▸ **Aim of the task**: Each entry here needs to be set down again exactly, please; pictures are left out.

Collected data entries:

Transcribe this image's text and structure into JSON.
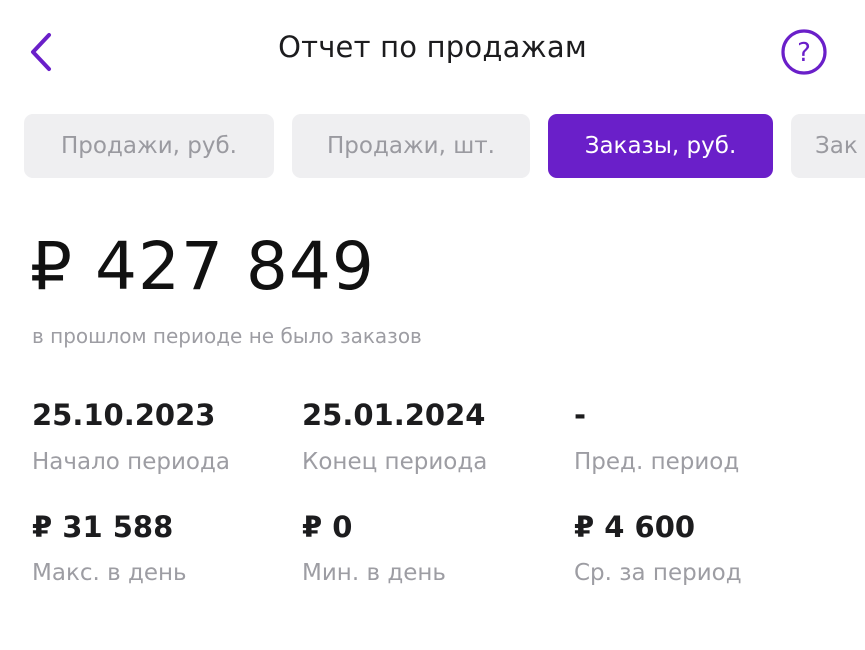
{
  "header": {
    "title": "Отчет по продажам",
    "back_icon": "chevron-left-icon",
    "help_icon": "question-circle-icon",
    "help_label": "?"
  },
  "accent_color": "#6a1fc9",
  "tabs": [
    {
      "label": "Продажи, руб.",
      "active": false
    },
    {
      "label": "Продажи, шт.",
      "active": false
    },
    {
      "label": "Заказы, руб.",
      "active": true
    },
    {
      "label": "Зак",
      "active": false
    }
  ],
  "summary": {
    "total": "₽ 427 849",
    "comparison_note": "в прошлом периоде не было заказов"
  },
  "stats": [
    {
      "value": "25.10.2023",
      "label": "Начало периода"
    },
    {
      "value": "25.01.2024",
      "label": "Конец периода"
    },
    {
      "value": "-",
      "label": "Пред. период"
    },
    {
      "value": "₽ 31 588",
      "label": "Макс. в день"
    },
    {
      "value": "₽ 0",
      "label": "Мин. в день"
    },
    {
      "value": "₽ 4 600",
      "label": "Ср. за период"
    }
  ]
}
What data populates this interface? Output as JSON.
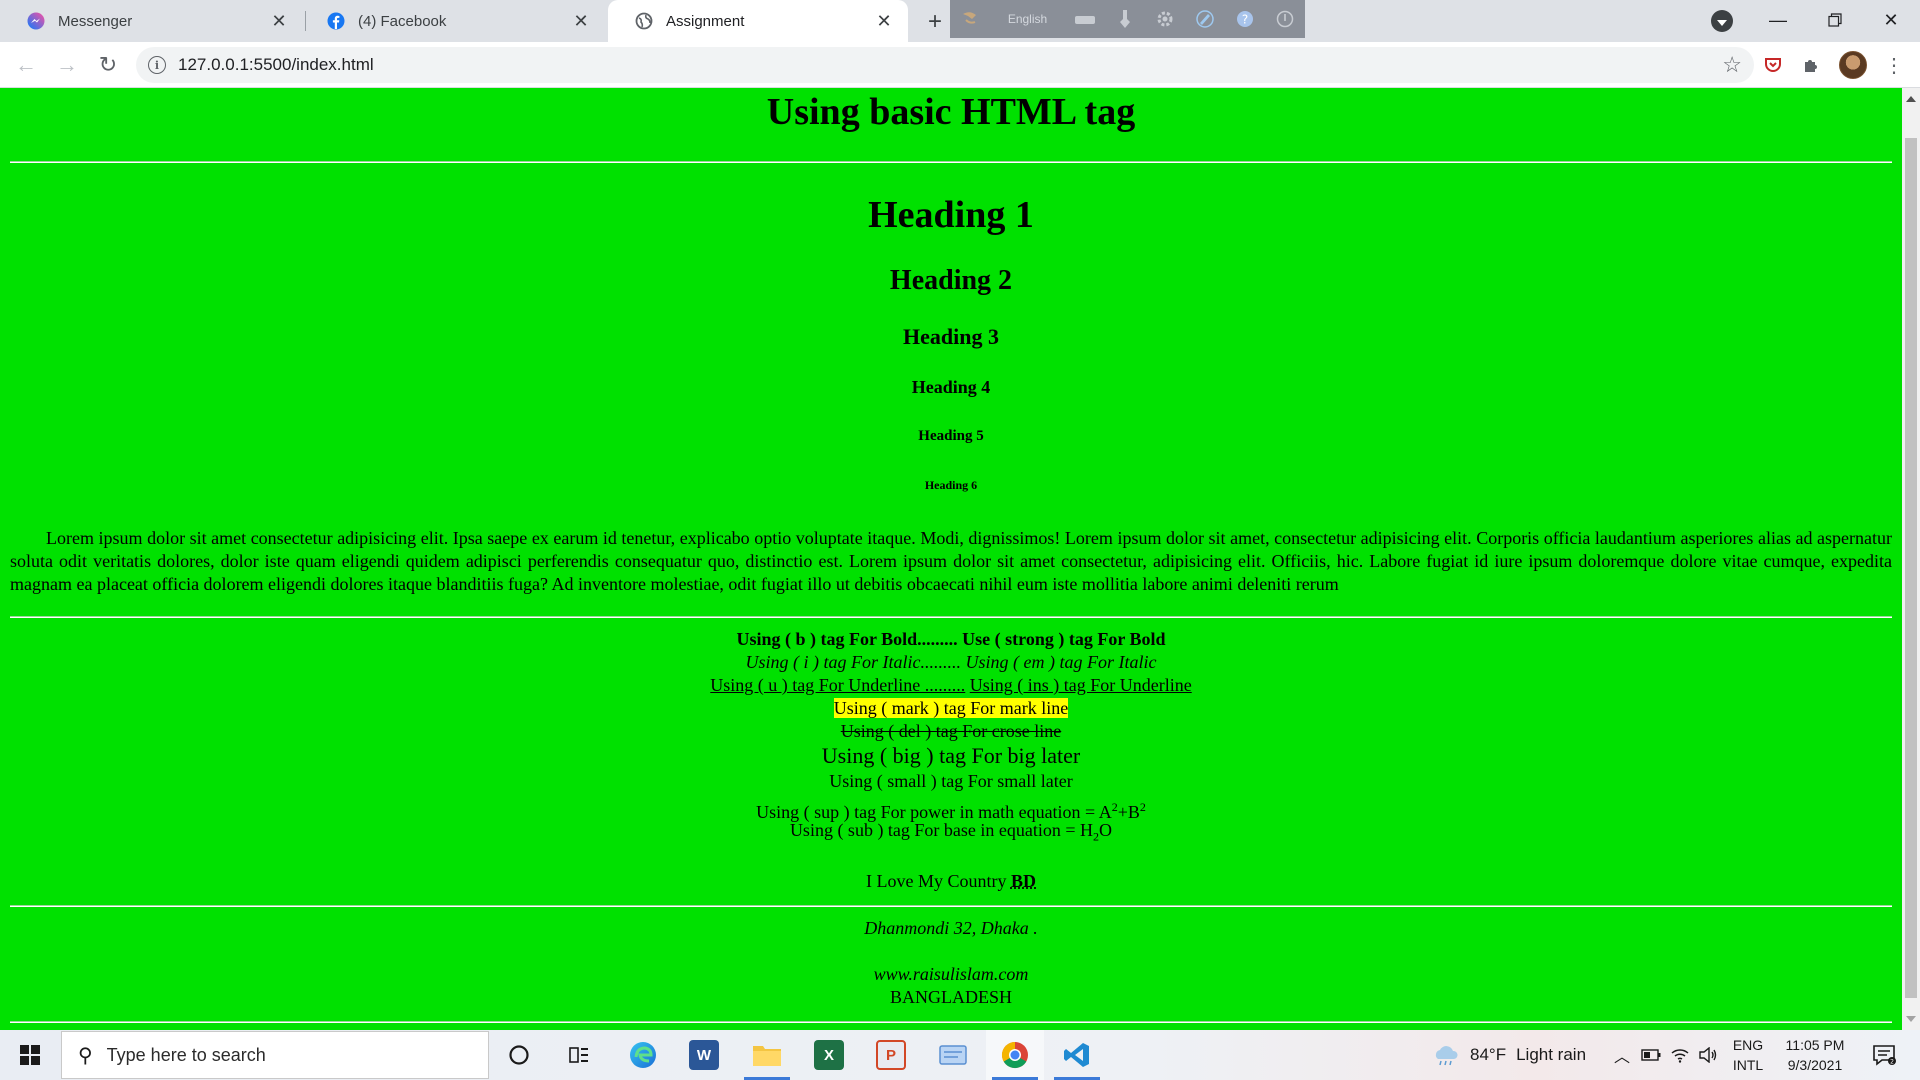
{
  "browser": {
    "tabs": [
      {
        "title": "Messenger",
        "icon": "messenger-icon",
        "active": false
      },
      {
        "title": "(4) Facebook",
        "icon": "facebook-icon",
        "active": false
      },
      {
        "title": "Assignment",
        "icon": "globe-icon",
        "active": true
      }
    ],
    "language_bar": {
      "language": "English"
    },
    "url": "127.0.0.1:5500/index.html"
  },
  "page": {
    "title": "Using basic HTML tag",
    "headings": [
      "Heading 1",
      "Heading 2",
      "Heading 3",
      "Heading 4",
      "Heading 5",
      "Heading 6"
    ],
    "paragraph": "Lorem ipsum dolor sit amet consectetur adipisicing elit. Ipsa saepe ex earum id tenetur, explicabo optio voluptate itaque. Modi, dignissimos! Lorem ipsum dolor sit amet, consectetur adipisicing elit. Corporis officia laudantium asperiores alias ad aspernatur soluta odit veritatis dolores, dolor iste quam eligendi quidem adipisci perferendis consequatur quo, distinctio est. Lorem ipsum dolor sit amet consectetur, adipisicing elit. Officiis, hic. Labore fugiat id iure ipsum doloremque dolore vitae cumque, expedita magnam ea placeat officia dolorem eligendi dolores itaque blanditiis fuga? Ad inventore molestiae, odit fugiat illo ut debitis obcaecati nihil eum iste mollitia labore animi deleniti rerum",
    "bold": {
      "b": "Using ( b ) tag For Bold.........",
      "strong": "Use ( strong ) tag For Bold"
    },
    "italic": {
      "i": "Using ( i ) tag For Italic.........",
      "em": "Using ( em ) tag For Italic"
    },
    "underline": {
      "u": "Using ( u ) tag For Underline .........",
      "ins": "Using ( ins ) tag For Underline"
    },
    "mark": "Using ( mark ) tag For mark line",
    "del": "Using ( del ) tag For crose line",
    "big": "Using ( big ) tag For big later",
    "small": "Using ( small ) tag For small later",
    "sup": {
      "text": "Using ( sup ) tag For power in math equation = A",
      "exp1": "2",
      "plus": "+B",
      "exp2": "2"
    },
    "sub": {
      "text": "Using ( sub ) tag For base in equation = H",
      "sub": "2",
      "after": "O"
    },
    "love": {
      "text": "I Love My Country ",
      "abbr": "BD"
    },
    "address": {
      "line1": "Dhanmondi 32, Dhaka .",
      "line2": "www.raisulislam.com",
      "country": "BANGLADESH"
    }
  },
  "taskbar": {
    "search_placeholder": "Type here to search",
    "weather": {
      "temp": "84°F",
      "desc": "Light rain"
    },
    "lang": {
      "top": "ENG",
      "bottom": "INTL"
    },
    "clock": {
      "time": "11:05 PM",
      "date": "9/3/2021"
    }
  }
}
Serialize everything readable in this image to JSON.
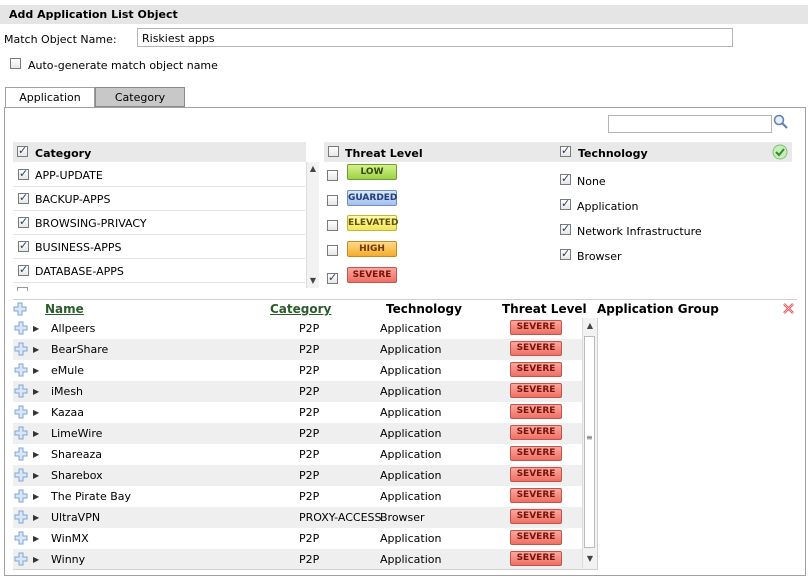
{
  "dialog": {
    "title": "Add Application List Object"
  },
  "form": {
    "match_label": "Match Object Name:",
    "match_value": "Riskiest apps",
    "autogen_label": "Auto-generate match object name"
  },
  "tabs": [
    {
      "label": "Application"
    },
    {
      "label": "Category"
    }
  ],
  "filters": {
    "category_header": "Category",
    "categories": [
      "APP-UPDATE",
      "BACKUP-APPS",
      "BROWSING-PRIVACY",
      "BUSINESS-APPS",
      "DATABASE-APPS"
    ],
    "threat_header": "Threat Level",
    "threat_levels": [
      "LOW",
      "GUARDED",
      "ELEVATED",
      "HIGH",
      "SEVERE"
    ],
    "technology_header": "Technology",
    "technologies": [
      "None",
      "Application",
      "Network Infrastructure",
      "Browser"
    ]
  },
  "table": {
    "headers": {
      "name": "Name",
      "category": "Category",
      "technology": "Technology",
      "threat": "Threat Level",
      "group": "Application Group"
    },
    "rows": [
      {
        "name": "Allpeers",
        "category": "P2P",
        "technology": "Application",
        "threat": "SEVERE"
      },
      {
        "name": "BearShare",
        "category": "P2P",
        "technology": "Application",
        "threat": "SEVERE"
      },
      {
        "name": "eMule",
        "category": "P2P",
        "technology": "Application",
        "threat": "SEVERE"
      },
      {
        "name": "iMesh",
        "category": "P2P",
        "technology": "Application",
        "threat": "SEVERE"
      },
      {
        "name": "Kazaa",
        "category": "P2P",
        "technology": "Application",
        "threat": "SEVERE"
      },
      {
        "name": "LimeWire",
        "category": "P2P",
        "technology": "Application",
        "threat": "SEVERE"
      },
      {
        "name": "Shareaza",
        "category": "P2P",
        "technology": "Application",
        "threat": "SEVERE"
      },
      {
        "name": "Sharebox",
        "category": "P2P",
        "technology": "Application",
        "threat": "SEVERE"
      },
      {
        "name": "The Pirate Bay",
        "category": "P2P",
        "technology": "Application",
        "threat": "SEVERE"
      },
      {
        "name": "UltraVPN",
        "category": "PROXY-ACCESS",
        "technology": "Browser",
        "threat": "SEVERE"
      },
      {
        "name": "WinMX",
        "category": "P2P",
        "technology": "Application",
        "threat": "SEVERE"
      },
      {
        "name": "Winny",
        "category": "P2P",
        "technology": "Application",
        "threat": "SEVERE"
      }
    ]
  },
  "colors": {
    "severe": "#ee7064",
    "header_bg": "#e5e5e5",
    "link": "#2b5d2b"
  }
}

▸ **Worked solution**:
Transcribe this image's text and structure into JSON.
{
  "header": {
    "title": "Отчет по продажам",
    "back_icon": "chevron-left-icon",
    "help_icon": "question-circle-icon",
    "help_label": "?"
  },
  "accent_color": "#6a1fc9",
  "tabs": [
    {
      "label": "Продажи, руб.",
      "active": false
    },
    {
      "label": "Продажи, шт.",
      "active": false
    },
    {
      "label": "Заказы, руб.",
      "active": true
    },
    {
      "label": "Зак",
      "active": false
    }
  ],
  "summary": {
    "total": "₽ 427 849",
    "comparison_note": "в прошлом периоде не было заказов"
  },
  "stats": [
    {
      "value": "25.10.2023",
      "label": "Начало периода"
    },
    {
      "value": "25.01.2024",
      "label": "Конец периода"
    },
    {
      "value": "-",
      "label": "Пред. период"
    },
    {
      "value": "₽ 31 588",
      "label": "Макс. в день"
    },
    {
      "value": "₽ 0",
      "label": "Мин. в день"
    },
    {
      "value": "₽ 4 600",
      "label": "Ср. за период"
    }
  ]
}
What data populates this interface? Output as JSON.
{
  "browser": {
    "tabs": [
      {
        "title": "Messenger",
        "icon": "messenger-icon",
        "active": false
      },
      {
        "title": "(4) Facebook",
        "icon": "facebook-icon",
        "active": false
      },
      {
        "title": "Assignment",
        "icon": "globe-icon",
        "active": true
      }
    ],
    "language_bar": {
      "language": "English"
    },
    "url": "127.0.0.1:5500/index.html"
  },
  "page": {
    "title": "Using basic HTML tag",
    "headings": [
      "Heading 1",
      "Heading 2",
      "Heading 3",
      "Heading 4",
      "Heading 5",
      "Heading 6"
    ],
    "paragraph": "Lorem ipsum dolor sit amet consectetur adipisicing elit. Ipsa saepe ex earum id tenetur, explicabo optio voluptate itaque. Modi, dignissimos! Lorem ipsum dolor sit amet, consectetur adipisicing elit. Corporis officia laudantium asperiores alias ad aspernatur soluta odit veritatis dolores, dolor iste quam eligendi quidem adipisci perferendis consequatur quo, distinctio est. Lorem ipsum dolor sit amet consectetur, adipisicing elit. Officiis, hic. Labore fugiat id iure ipsum doloremque dolore vitae cumque, expedita magnam ea placeat officia dolorem eligendi dolores itaque blanditiis fuga? Ad inventore molestiae, odit fugiat illo ut debitis obcaecati nihil eum iste mollitia labore animi deleniti rerum",
    "bold": {
      "b": "Using ( b ) tag For Bold.........",
      "strong": "Use ( strong ) tag For Bold"
    },
    "italic": {
      "i": "Using ( i ) tag For Italic.........",
      "em": "Using ( em ) tag For Italic"
    },
    "underline": {
      "u": "Using ( u ) tag For Underline .........",
      "ins": "Using ( ins ) tag For Underline"
    },
    "mark": "Using ( mark ) tag For mark line",
    "del": "Using ( del ) tag For crose line",
    "big": "Using ( big ) tag For big later",
    "small": "Using ( small ) tag For small later",
    "sup": {
      "text": "Using ( sup ) tag For power in math equation = A",
      "exp1": "2",
      "plus": "+B",
      "exp2": "2"
    },
    "sub": {
      "text": "Using ( sub ) tag For base in equation = H",
      "sub": "2",
      "after": "O"
    },
    "love": {
      "text": "I Love My Country ",
      "abbr": "BD"
    },
    "address": {
      "line1": "Dhanmondi 32, Dhaka .",
      "line2": "www.raisulislam.com",
      "country": "BANGLADESH"
    }
  },
  "taskbar": {
    "search_placeholder": "Type here to search",
    "weather": {
      "temp": "84°F",
      "desc": "Light rain"
    },
    "lang": {
      "top": "ENG",
      "bottom": "INTL"
    },
    "clock": {
      "time": "11:05 PM",
      "date": "9/3/2021"
    }
  }
}
Serialize everything readable in this image to JSON.
{
  "dialog": {
    "title": "Add Application List Object"
  },
  "form": {
    "match_label": "Match Object Name:",
    "match_value": "Riskiest apps",
    "autogen_label": "Auto-generate match object name"
  },
  "tabs": [
    {
      "label": "Application"
    },
    {
      "label": "Category"
    }
  ],
  "filters": {
    "category_header": "Category",
    "categories": [
      "APP-UPDATE",
      "BACKUP-APPS",
      "BROWSING-PRIVACY",
      "BUSINESS-APPS",
      "DATABASE-APPS"
    ],
    "threat_header": "Threat Level",
    "threat_levels": [
      "LOW",
      "GUARDED",
      "ELEVATED",
      "HIGH",
      "SEVERE"
    ],
    "technology_header": "Technology",
    "technologies": [
      "None",
      "Application",
      "Network Infrastructure",
      "Browser"
    ]
  },
  "table": {
    "headers": {
      "name": "Name",
      "category": "Category",
      "technology": "Technology",
      "threat": "Threat Level",
      "group": "Application Group"
    },
    "rows": [
      {
        "name": "Allpeers",
        "category": "P2P",
        "technology": "Application",
        "threat": "SEVERE"
      },
      {
        "name": "BearShare",
        "category": "P2P",
        "technology": "Application",
        "threat": "SEVERE"
      },
      {
        "name": "eMule",
        "category": "P2P",
        "technology": "Application",
        "threat": "SEVERE"
      },
      {
        "name": "iMesh",
        "category": "P2P",
        "technology": "Application",
        "threat": "SEVERE"
      },
      {
        "name": "Kazaa",
        "category": "P2P",
        "technology": "Application",
        "threat": "SEVERE"
      },
      {
        "name": "LimeWire",
        "category": "P2P",
        "technology": "Application",
        "threat": "SEVERE"
      },
      {
        "name": "Shareaza",
        "category": "P2P",
        "technology": "Application",
        "threat": "SEVERE"
      },
      {
        "name": "Sharebox",
        "category": "P2P",
        "technology": "Application",
        "threat": "SEVERE"
      },
      {
        "name": "The Pirate Bay",
        "category": "P2P",
        "technology": "Application",
        "threat": "SEVERE"
      },
      {
        "name": "UltraVPN",
        "category": "PROXY-ACCESS",
        "technology": "Browser",
        "threat": "SEVERE"
      },
      {
        "name": "WinMX",
        "category": "P2P",
        "technology": "Application",
        "threat": "SEVERE"
      },
      {
        "name": "Winny",
        "category": "P2P",
        "technology": "Application",
        "threat": "SEVERE"
      }
    ]
  },
  "colors": {
    "severe": "#ee7064",
    "header_bg": "#e5e5e5",
    "link": "#2b5d2b"
  }
}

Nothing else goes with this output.